## Challenge
Below are the records; locate each line with the word "this" and copy it.

Dataset listings of figures:

==============================

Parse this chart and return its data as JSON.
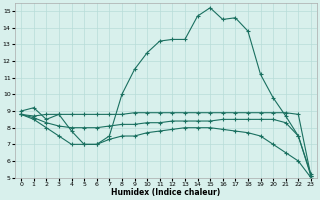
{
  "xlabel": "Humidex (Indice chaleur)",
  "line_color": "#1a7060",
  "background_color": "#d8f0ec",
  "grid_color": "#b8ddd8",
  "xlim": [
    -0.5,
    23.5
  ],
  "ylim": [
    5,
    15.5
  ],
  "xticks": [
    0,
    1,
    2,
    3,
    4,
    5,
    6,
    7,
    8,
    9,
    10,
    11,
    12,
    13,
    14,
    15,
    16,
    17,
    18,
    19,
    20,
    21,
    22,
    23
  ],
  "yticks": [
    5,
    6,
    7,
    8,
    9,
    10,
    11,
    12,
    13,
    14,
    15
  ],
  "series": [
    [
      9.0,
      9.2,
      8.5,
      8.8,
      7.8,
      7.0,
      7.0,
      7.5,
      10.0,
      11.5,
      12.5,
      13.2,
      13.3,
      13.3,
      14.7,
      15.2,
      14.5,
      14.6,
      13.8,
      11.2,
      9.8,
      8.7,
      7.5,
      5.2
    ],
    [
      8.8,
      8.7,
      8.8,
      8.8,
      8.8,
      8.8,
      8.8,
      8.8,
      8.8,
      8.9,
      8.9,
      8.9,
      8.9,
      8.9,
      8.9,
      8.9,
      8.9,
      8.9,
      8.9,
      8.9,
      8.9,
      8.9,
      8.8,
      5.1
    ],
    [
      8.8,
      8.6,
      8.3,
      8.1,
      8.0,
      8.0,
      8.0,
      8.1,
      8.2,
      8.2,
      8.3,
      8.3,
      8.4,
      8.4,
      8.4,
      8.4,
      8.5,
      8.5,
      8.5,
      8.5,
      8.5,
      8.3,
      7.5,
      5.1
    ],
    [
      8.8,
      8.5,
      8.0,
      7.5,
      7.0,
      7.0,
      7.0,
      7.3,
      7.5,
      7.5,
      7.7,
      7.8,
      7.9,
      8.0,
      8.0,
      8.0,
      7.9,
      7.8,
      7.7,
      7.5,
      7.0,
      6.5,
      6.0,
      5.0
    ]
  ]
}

==============================

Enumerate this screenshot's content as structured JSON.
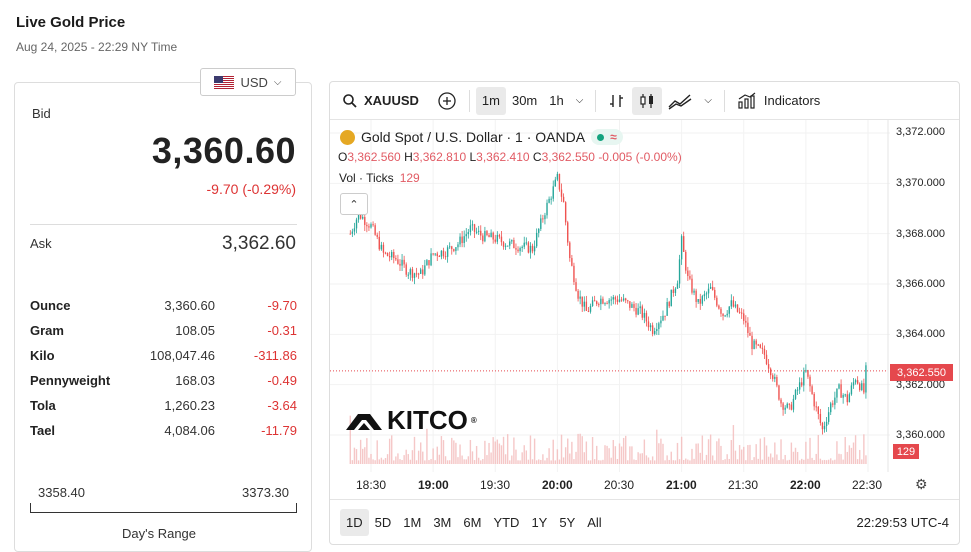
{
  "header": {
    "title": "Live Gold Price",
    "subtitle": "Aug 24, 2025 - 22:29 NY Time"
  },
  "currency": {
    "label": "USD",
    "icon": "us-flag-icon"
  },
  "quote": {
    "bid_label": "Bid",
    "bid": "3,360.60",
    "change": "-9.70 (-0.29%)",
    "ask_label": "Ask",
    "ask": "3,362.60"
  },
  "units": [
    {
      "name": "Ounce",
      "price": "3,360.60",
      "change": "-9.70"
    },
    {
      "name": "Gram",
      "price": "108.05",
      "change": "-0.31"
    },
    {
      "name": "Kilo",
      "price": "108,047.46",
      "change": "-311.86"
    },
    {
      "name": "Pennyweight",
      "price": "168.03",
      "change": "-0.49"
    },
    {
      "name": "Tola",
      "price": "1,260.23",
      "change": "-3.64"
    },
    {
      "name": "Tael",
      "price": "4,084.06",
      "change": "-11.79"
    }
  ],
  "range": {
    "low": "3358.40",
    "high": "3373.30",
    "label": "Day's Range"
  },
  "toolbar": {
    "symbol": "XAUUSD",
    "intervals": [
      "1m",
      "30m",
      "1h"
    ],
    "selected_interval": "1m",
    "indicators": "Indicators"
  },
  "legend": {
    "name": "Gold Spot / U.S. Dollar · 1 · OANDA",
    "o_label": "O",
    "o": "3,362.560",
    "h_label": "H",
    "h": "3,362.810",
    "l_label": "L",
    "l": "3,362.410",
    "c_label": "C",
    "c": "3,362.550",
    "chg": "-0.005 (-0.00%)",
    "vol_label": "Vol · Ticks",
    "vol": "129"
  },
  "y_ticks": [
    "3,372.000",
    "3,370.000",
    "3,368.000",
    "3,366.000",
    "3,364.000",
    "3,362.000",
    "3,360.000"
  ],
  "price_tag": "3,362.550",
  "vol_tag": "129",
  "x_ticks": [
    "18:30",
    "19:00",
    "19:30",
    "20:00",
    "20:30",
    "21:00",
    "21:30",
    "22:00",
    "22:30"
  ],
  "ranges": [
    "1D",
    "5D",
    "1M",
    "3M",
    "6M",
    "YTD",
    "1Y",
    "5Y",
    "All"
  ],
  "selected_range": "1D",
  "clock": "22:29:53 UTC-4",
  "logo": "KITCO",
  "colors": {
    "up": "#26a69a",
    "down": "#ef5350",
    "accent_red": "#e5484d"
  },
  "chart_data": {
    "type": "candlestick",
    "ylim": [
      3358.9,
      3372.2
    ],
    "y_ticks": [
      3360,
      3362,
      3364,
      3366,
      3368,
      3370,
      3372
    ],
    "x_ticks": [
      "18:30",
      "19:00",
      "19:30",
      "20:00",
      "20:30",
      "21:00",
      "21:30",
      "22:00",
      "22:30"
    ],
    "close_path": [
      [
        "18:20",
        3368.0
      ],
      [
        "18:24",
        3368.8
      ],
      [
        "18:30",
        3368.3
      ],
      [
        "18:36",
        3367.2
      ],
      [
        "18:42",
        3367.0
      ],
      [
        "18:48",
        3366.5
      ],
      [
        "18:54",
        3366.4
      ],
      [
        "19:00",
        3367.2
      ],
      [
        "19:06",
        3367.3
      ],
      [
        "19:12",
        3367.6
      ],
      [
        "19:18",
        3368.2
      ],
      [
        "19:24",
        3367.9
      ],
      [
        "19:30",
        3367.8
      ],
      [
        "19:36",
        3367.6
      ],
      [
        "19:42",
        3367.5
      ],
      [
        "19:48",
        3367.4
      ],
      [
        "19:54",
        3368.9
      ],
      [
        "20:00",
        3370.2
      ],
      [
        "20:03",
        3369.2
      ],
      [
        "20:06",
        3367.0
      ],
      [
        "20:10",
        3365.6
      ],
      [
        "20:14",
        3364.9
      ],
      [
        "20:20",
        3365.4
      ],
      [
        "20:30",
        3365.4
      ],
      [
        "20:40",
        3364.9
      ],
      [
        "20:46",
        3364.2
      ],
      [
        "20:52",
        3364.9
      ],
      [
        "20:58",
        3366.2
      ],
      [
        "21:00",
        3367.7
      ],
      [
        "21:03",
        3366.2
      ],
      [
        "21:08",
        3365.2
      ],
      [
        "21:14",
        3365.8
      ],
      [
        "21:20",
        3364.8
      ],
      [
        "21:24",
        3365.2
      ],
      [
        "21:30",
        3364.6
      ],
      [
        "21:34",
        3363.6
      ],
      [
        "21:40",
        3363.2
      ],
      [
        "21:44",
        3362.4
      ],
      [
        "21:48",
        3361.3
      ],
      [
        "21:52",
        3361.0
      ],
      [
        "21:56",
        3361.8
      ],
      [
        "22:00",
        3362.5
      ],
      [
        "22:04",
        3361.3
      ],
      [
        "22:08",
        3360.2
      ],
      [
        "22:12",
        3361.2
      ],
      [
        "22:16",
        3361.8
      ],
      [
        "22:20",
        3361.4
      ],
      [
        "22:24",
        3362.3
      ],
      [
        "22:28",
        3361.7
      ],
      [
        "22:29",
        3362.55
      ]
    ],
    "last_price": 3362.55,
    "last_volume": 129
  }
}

==============================

## Exercise output
Parse this chart and return its data as JSON.
Enumerate this screenshot's content as structured JSON.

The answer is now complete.